= Beginning of Section =

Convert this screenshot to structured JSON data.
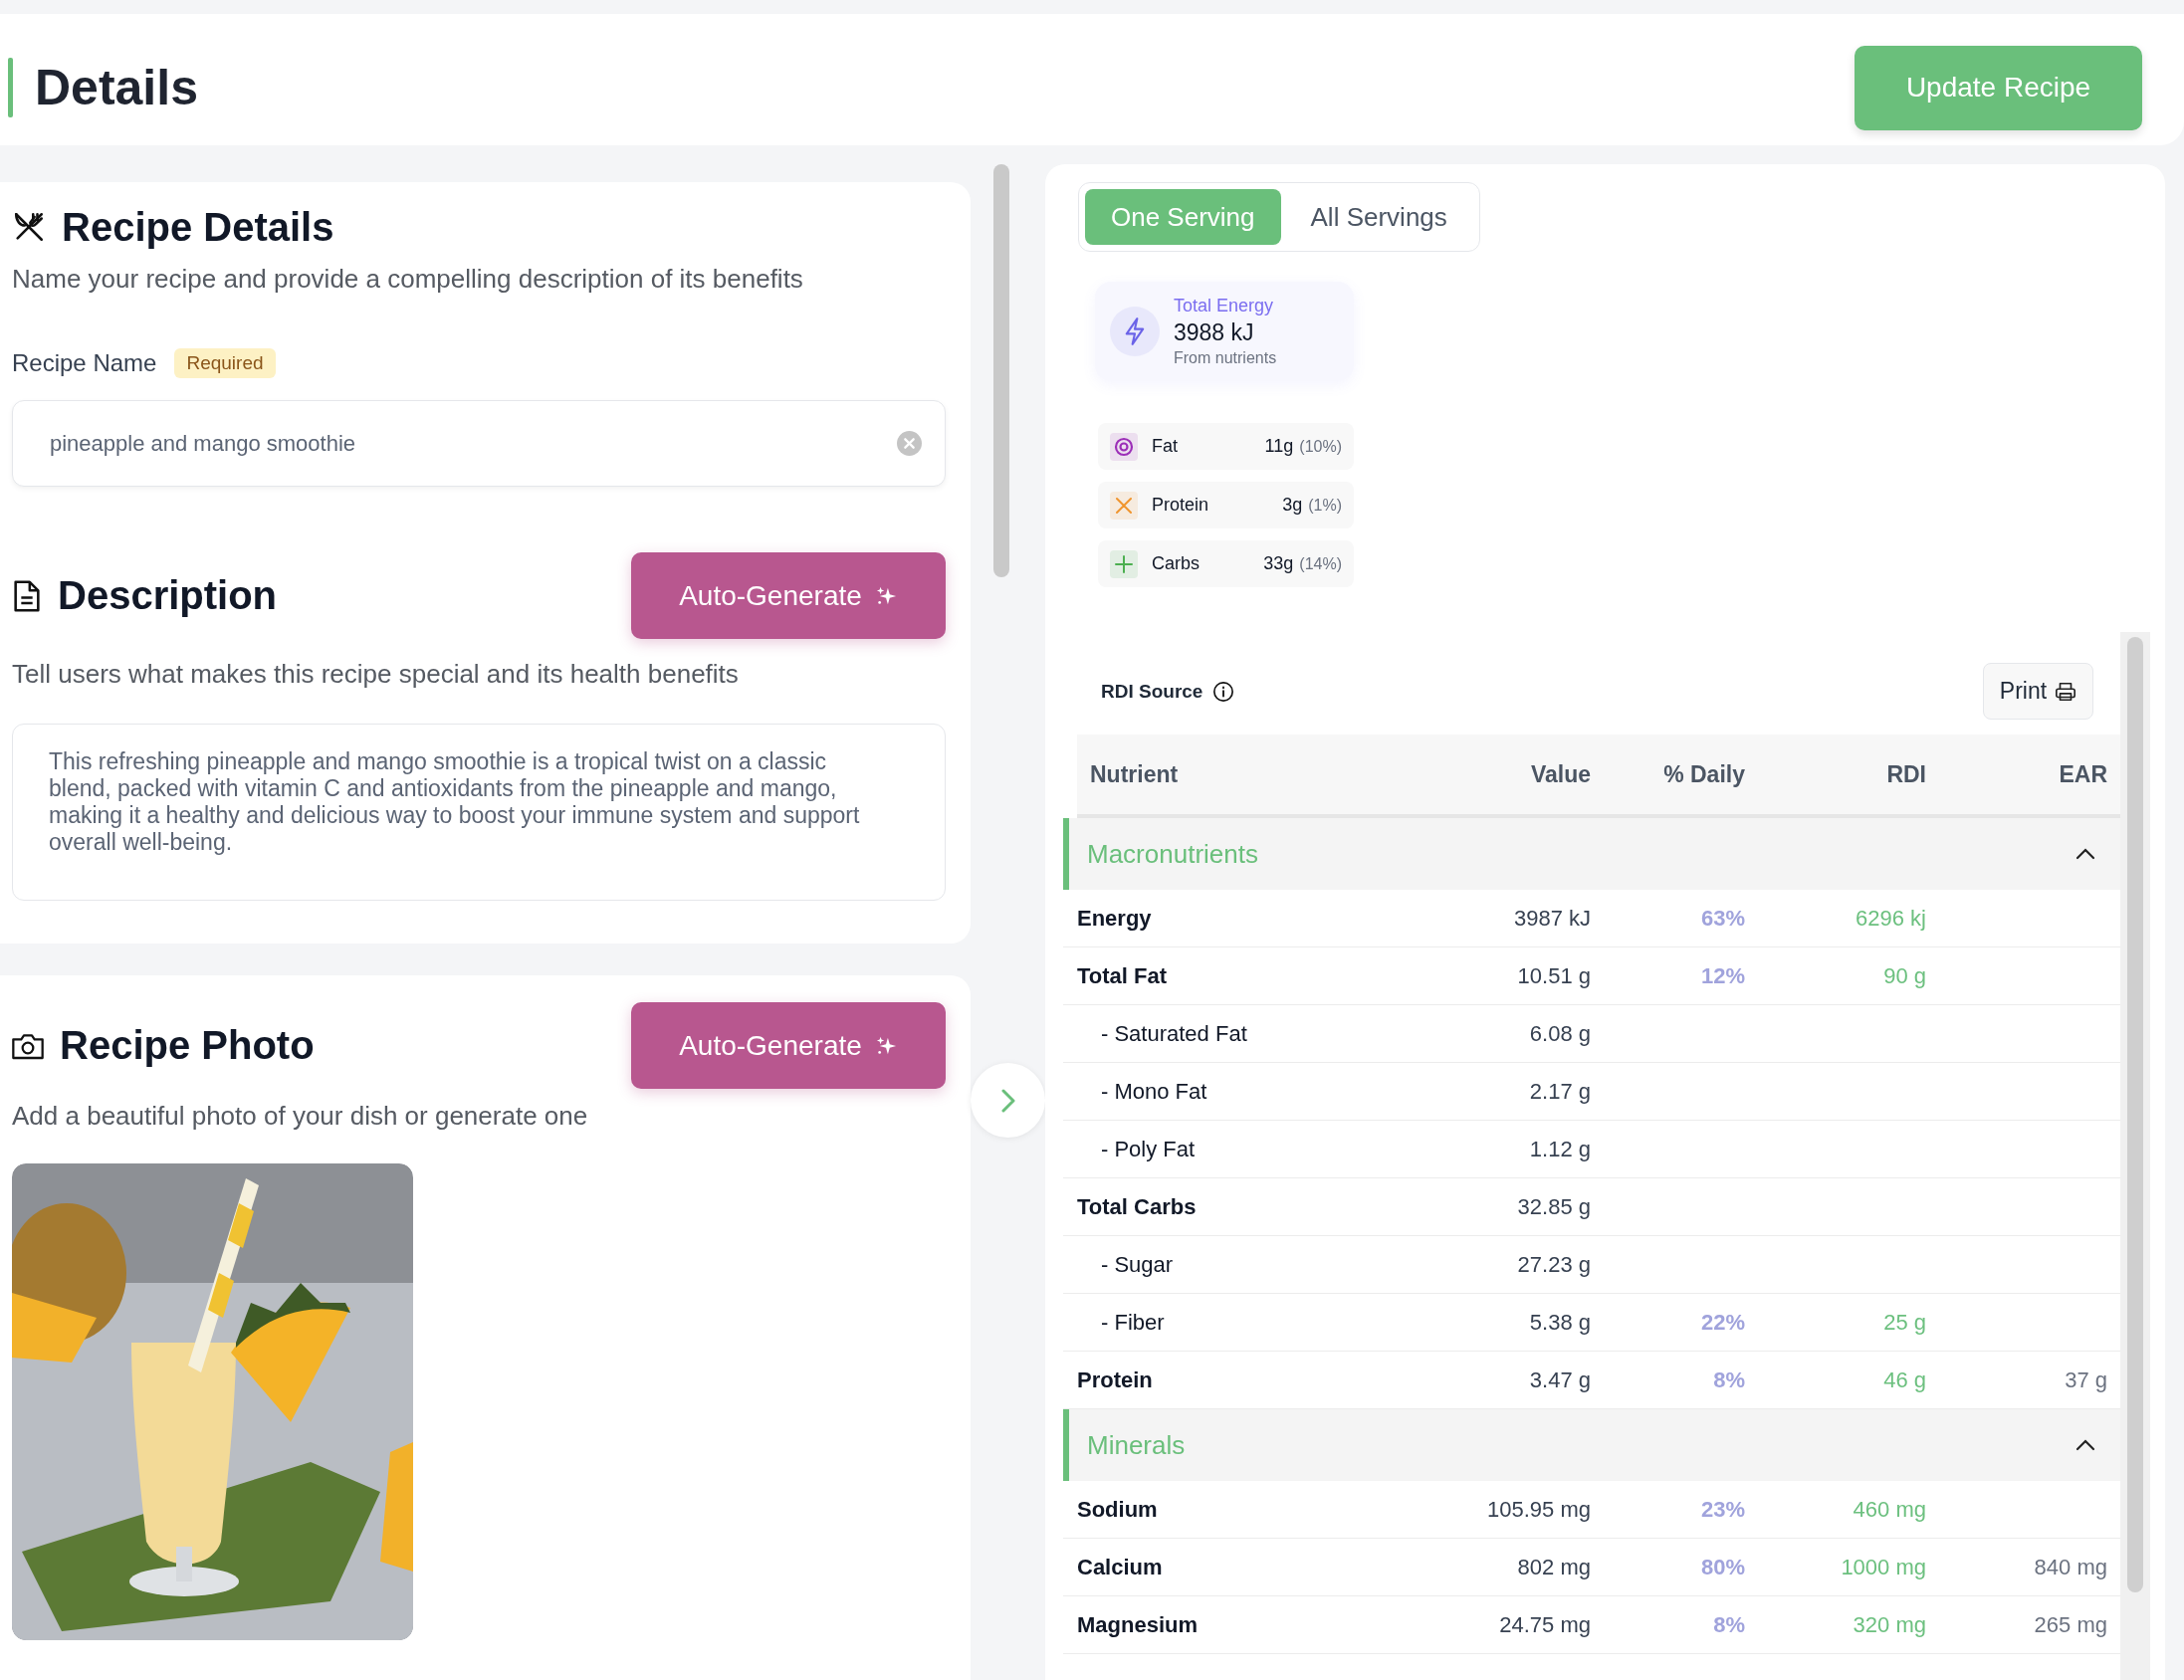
{
  "header": {
    "title": "Details",
    "update_button": "Update Recipe"
  },
  "recipe_details": {
    "title": "Recipe Details",
    "subtitle": "Name your recipe and provide a compelling description of its benefits",
    "name_label": "Recipe Name",
    "required_badge": "Required",
    "name_value": "pineapple and mango smoothie"
  },
  "description": {
    "title": "Description",
    "button": "Auto-Generate",
    "subtitle": "Tell users what makes this recipe special and its health benefits",
    "text": "This refreshing pineapple and mango smoothie is a tropical twist on a classic blend, packed with vitamin C and antioxidants from the pineapple and mango, making it a healthy and delicious way to boost your immune system and support overall well-being."
  },
  "photo": {
    "title": "Recipe Photo",
    "button": "Auto-Generate",
    "subtitle": "Add a beautiful photo of your dish or generate one"
  },
  "serving_tabs": [
    {
      "label": "One Serving",
      "selected": true
    },
    {
      "label": "All Servings",
      "selected": false
    }
  ],
  "energy": {
    "label": "Total Energy",
    "value": "3988 kJ",
    "note": "From nutrients"
  },
  "macros": [
    {
      "kind": "fat",
      "name": "Fat",
      "amount": "11g",
      "percent": "(10%)",
      "color": "#9c2fb8"
    },
    {
      "kind": "protein",
      "name": "Protein",
      "amount": "3g",
      "percent": "(1%)",
      "color": "#f0952e"
    },
    {
      "kind": "carbs",
      "name": "Carbs",
      "amount": "33g",
      "percent": "(14%)",
      "color": "#4caf50"
    }
  ],
  "rdi_source": "RDI Source",
  "print_button": "Print",
  "table": {
    "columns": [
      "Nutrient",
      "Value",
      "% Daily",
      "RDI",
      "EAR"
    ],
    "groups": [
      {
        "name": "Macronutrients",
        "expanded": true,
        "rows": [
          {
            "nutrient": "Energy",
            "value": "3987 kJ",
            "daily": "63%",
            "rdi": "6296 kj"
          },
          {
            "nutrient": "Total Fat",
            "value": "10.51 g",
            "daily": "12%",
            "rdi": "90 g",
            "children": [
              {
                "nutrient": "- Saturated Fat",
                "value": "6.08 g"
              },
              {
                "nutrient": "- Mono Fat",
                "value": "2.17 g"
              },
              {
                "nutrient": "- Poly Fat",
                "value": "1.12 g"
              }
            ]
          },
          {
            "nutrient": "Total Carbs",
            "value": "32.85 g",
            "children": [
              {
                "nutrient": "- Sugar",
                "value": "27.23 g"
              },
              {
                "nutrient": "- Fiber",
                "value": "5.38 g",
                "daily": "22%",
                "rdi": "25 g"
              }
            ]
          },
          {
            "nutrient": "Protein",
            "value": "3.47 g",
            "daily": "8%",
            "rdi": "46 g",
            "ear": "37 g"
          }
        ]
      },
      {
        "name": "Minerals",
        "expanded": true,
        "rows": [
          {
            "nutrient": "Sodium",
            "value": "105.95 mg",
            "daily": "23%",
            "rdi": "460 mg"
          },
          {
            "nutrient": "Calcium",
            "value": "802 mg",
            "daily": "80%",
            "rdi": "1000 mg",
            "ear": "840 mg"
          },
          {
            "nutrient": "Magnesium",
            "value": "24.75 mg",
            "daily": "8%",
            "rdi": "320 mg",
            "ear": "265 mg"
          }
        ]
      }
    ]
  }
}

= End of Section =

Copy each line above exactly, with no images.

* **RESPONSE TO THIS TASK**:
Convert this screenshot to structured JSON data.
{
  "header": {
    "title": "Details",
    "update_button": "Update Recipe"
  },
  "recipe_details": {
    "title": "Recipe Details",
    "subtitle": "Name your recipe and provide a compelling description of its benefits",
    "name_label": "Recipe Name",
    "required_badge": "Required",
    "name_value": "pineapple and mango smoothie"
  },
  "description": {
    "title": "Description",
    "button": "Auto-Generate",
    "subtitle": "Tell users what makes this recipe special and its health benefits",
    "text": "This refreshing pineapple and mango smoothie is a tropical twist on a classic blend, packed with vitamin C and antioxidants from the pineapple and mango, making it a healthy and delicious way to boost your immune system and support overall well-being."
  },
  "photo": {
    "title": "Recipe Photo",
    "button": "Auto-Generate",
    "subtitle": "Add a beautiful photo of your dish or generate one"
  },
  "serving_tabs": [
    {
      "label": "One Serving",
      "selected": true
    },
    {
      "label": "All Servings",
      "selected": false
    }
  ],
  "energy": {
    "label": "Total Energy",
    "value": "3988 kJ",
    "note": "From nutrients"
  },
  "macros": [
    {
      "kind": "fat",
      "name": "Fat",
      "amount": "11g",
      "percent": "(10%)",
      "color": "#9c2fb8"
    },
    {
      "kind": "protein",
      "name": "Protein",
      "amount": "3g",
      "percent": "(1%)",
      "color": "#f0952e"
    },
    {
      "kind": "carbs",
      "name": "Carbs",
      "amount": "33g",
      "percent": "(14%)",
      "color": "#4caf50"
    }
  ],
  "rdi_source": "RDI Source",
  "print_button": "Print",
  "table": {
    "columns": [
      "Nutrient",
      "Value",
      "% Daily",
      "RDI",
      "EAR"
    ],
    "groups": [
      {
        "name": "Macronutrients",
        "expanded": true,
        "rows": [
          {
            "nutrient": "Energy",
            "value": "3987 kJ",
            "daily": "63%",
            "rdi": "6296 kj"
          },
          {
            "nutrient": "Total Fat",
            "value": "10.51 g",
            "daily": "12%",
            "rdi": "90 g",
            "children": [
              {
                "nutrient": "- Saturated Fat",
                "value": "6.08 g"
              },
              {
                "nutrient": "- Mono Fat",
                "value": "2.17 g"
              },
              {
                "nutrient": "- Poly Fat",
                "value": "1.12 g"
              }
            ]
          },
          {
            "nutrient": "Total Carbs",
            "value": "32.85 g",
            "children": [
              {
                "nutrient": "- Sugar",
                "value": "27.23 g"
              },
              {
                "nutrient": "- Fiber",
                "value": "5.38 g",
                "daily": "22%",
                "rdi": "25 g"
              }
            ]
          },
          {
            "nutrient": "Protein",
            "value": "3.47 g",
            "daily": "8%",
            "rdi": "46 g",
            "ear": "37 g"
          }
        ]
      },
      {
        "name": "Minerals",
        "expanded": true,
        "rows": [
          {
            "nutrient": "Sodium",
            "value": "105.95 mg",
            "daily": "23%",
            "rdi": "460 mg"
          },
          {
            "nutrient": "Calcium",
            "value": "802 mg",
            "daily": "80%",
            "rdi": "1000 mg",
            "ear": "840 mg"
          },
          {
            "nutrient": "Magnesium",
            "value": "24.75 mg",
            "daily": "8%",
            "rdi": "320 mg",
            "ear": "265 mg"
          }
        ]
      }
    ]
  }
}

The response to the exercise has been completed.